### [Problem details]
Note how many lines hold the string "подписчиков" and give that number without any other words.

### [Given data]
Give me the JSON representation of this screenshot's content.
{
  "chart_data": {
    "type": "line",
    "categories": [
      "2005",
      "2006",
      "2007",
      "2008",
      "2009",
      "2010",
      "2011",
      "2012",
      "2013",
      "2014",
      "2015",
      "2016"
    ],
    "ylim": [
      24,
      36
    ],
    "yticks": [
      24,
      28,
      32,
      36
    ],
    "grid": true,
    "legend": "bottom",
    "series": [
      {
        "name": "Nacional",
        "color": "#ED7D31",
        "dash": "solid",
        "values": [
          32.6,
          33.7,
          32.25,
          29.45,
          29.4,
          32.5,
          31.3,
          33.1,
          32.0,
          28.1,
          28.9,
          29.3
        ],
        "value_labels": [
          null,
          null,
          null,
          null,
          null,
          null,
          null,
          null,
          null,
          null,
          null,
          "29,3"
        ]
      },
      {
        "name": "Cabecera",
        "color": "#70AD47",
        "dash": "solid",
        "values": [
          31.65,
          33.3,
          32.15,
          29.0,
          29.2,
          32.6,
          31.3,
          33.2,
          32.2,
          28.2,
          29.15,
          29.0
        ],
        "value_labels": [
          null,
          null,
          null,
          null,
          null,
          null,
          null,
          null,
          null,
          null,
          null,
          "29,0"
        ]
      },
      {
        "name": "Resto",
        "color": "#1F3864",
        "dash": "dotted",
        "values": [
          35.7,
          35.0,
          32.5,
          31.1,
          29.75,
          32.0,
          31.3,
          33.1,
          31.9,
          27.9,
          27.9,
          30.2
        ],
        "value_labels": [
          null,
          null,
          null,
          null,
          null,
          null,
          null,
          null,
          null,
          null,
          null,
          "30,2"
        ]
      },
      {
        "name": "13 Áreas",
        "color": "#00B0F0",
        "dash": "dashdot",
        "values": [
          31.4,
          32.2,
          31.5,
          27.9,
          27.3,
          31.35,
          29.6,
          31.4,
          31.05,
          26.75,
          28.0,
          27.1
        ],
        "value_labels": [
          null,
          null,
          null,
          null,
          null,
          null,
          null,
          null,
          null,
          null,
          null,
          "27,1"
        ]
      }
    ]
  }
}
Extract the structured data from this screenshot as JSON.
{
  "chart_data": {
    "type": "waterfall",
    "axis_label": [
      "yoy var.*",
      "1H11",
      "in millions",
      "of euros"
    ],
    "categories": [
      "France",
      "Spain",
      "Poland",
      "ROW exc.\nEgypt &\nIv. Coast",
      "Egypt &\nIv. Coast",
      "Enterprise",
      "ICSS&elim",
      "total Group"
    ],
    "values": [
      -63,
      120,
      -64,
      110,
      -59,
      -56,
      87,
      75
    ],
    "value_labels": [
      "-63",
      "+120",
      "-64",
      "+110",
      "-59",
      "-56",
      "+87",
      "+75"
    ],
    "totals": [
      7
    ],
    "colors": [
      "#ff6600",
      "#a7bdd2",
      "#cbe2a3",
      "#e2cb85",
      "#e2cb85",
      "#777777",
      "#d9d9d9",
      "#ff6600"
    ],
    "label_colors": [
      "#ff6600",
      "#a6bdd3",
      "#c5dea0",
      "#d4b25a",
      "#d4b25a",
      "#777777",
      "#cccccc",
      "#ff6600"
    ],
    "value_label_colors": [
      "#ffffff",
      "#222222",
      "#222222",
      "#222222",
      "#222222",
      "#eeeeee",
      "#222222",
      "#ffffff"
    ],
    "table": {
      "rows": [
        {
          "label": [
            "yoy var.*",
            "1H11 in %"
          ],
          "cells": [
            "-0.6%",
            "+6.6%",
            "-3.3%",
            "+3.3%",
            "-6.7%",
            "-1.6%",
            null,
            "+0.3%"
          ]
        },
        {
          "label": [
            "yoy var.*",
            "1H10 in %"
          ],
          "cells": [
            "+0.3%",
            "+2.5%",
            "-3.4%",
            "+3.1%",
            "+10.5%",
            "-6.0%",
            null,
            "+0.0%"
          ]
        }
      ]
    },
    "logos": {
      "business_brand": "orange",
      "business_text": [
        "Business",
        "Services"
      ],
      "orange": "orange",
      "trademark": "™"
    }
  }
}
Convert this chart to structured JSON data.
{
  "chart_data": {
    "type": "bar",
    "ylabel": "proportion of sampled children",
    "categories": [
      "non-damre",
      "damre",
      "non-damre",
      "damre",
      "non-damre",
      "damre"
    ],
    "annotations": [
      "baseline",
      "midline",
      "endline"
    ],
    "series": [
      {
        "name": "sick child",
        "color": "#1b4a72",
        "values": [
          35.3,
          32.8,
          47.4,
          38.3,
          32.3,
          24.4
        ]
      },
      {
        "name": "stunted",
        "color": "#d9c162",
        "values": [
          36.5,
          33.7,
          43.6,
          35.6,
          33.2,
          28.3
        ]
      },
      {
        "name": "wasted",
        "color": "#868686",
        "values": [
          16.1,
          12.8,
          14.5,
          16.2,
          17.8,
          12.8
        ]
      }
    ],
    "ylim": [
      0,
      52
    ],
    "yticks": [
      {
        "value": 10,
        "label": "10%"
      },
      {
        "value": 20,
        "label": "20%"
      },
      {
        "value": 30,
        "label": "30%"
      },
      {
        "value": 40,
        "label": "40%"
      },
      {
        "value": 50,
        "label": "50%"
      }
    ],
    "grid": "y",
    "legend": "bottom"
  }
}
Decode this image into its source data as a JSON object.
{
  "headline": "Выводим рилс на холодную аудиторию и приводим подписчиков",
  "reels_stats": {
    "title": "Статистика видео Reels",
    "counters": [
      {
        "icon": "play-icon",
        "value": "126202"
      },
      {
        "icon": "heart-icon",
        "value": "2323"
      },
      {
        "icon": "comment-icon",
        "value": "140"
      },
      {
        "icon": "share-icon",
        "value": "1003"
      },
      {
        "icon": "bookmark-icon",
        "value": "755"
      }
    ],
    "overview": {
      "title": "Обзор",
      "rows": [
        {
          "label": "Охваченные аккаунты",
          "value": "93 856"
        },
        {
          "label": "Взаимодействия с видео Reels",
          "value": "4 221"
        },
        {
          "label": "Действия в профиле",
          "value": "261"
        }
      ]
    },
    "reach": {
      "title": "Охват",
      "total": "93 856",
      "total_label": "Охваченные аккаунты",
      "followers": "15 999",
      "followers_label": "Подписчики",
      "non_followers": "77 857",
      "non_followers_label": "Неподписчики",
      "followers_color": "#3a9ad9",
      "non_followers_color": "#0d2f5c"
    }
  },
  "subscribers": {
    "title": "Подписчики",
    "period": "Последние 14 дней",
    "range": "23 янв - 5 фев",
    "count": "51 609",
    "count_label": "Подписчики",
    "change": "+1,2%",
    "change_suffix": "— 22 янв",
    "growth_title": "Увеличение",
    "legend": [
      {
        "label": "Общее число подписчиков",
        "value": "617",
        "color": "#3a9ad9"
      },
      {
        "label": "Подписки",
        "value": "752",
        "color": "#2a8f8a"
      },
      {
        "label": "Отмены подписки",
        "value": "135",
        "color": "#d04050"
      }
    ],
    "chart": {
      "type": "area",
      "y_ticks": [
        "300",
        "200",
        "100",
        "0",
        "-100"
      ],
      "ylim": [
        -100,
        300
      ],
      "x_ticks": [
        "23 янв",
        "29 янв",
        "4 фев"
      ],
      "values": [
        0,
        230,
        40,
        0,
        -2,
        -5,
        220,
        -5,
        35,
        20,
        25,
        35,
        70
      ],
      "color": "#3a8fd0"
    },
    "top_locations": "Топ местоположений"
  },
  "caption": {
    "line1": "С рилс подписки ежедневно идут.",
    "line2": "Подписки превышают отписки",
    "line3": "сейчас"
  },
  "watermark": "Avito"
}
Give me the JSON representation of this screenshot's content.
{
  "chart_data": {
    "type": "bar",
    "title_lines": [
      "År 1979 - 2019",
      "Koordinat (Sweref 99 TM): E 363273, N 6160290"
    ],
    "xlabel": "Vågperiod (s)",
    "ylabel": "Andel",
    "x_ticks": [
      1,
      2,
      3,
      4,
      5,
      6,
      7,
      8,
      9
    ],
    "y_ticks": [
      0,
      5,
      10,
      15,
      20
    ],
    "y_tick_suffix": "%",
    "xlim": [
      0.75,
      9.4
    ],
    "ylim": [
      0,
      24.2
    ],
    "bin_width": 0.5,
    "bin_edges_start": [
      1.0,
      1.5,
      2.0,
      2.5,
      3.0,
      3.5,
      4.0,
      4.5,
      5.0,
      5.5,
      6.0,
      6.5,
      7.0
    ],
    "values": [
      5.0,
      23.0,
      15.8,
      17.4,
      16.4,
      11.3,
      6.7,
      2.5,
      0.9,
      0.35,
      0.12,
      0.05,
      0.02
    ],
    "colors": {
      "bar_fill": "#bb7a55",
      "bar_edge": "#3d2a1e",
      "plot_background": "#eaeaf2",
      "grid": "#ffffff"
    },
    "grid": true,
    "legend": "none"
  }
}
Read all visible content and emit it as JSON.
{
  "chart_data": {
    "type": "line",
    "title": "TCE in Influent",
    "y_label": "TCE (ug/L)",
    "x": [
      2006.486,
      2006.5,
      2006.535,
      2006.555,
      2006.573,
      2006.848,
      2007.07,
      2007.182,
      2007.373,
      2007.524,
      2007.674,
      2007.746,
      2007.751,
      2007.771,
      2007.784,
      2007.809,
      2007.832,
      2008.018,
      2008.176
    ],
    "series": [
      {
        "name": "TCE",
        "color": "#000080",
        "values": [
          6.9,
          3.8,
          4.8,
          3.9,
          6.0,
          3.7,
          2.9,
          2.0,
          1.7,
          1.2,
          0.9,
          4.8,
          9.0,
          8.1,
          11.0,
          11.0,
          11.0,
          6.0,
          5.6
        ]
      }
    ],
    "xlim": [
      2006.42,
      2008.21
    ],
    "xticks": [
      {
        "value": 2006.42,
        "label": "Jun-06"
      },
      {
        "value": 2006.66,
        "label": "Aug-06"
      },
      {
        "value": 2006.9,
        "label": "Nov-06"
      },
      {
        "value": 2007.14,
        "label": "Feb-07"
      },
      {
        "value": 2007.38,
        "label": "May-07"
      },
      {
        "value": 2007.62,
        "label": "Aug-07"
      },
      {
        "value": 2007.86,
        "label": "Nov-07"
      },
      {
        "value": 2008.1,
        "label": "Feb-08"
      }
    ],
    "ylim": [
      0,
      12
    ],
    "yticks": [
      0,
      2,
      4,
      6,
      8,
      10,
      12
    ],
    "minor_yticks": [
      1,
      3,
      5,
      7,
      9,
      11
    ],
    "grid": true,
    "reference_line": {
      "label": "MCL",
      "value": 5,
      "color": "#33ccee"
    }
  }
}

### [Answer for this exercise]
2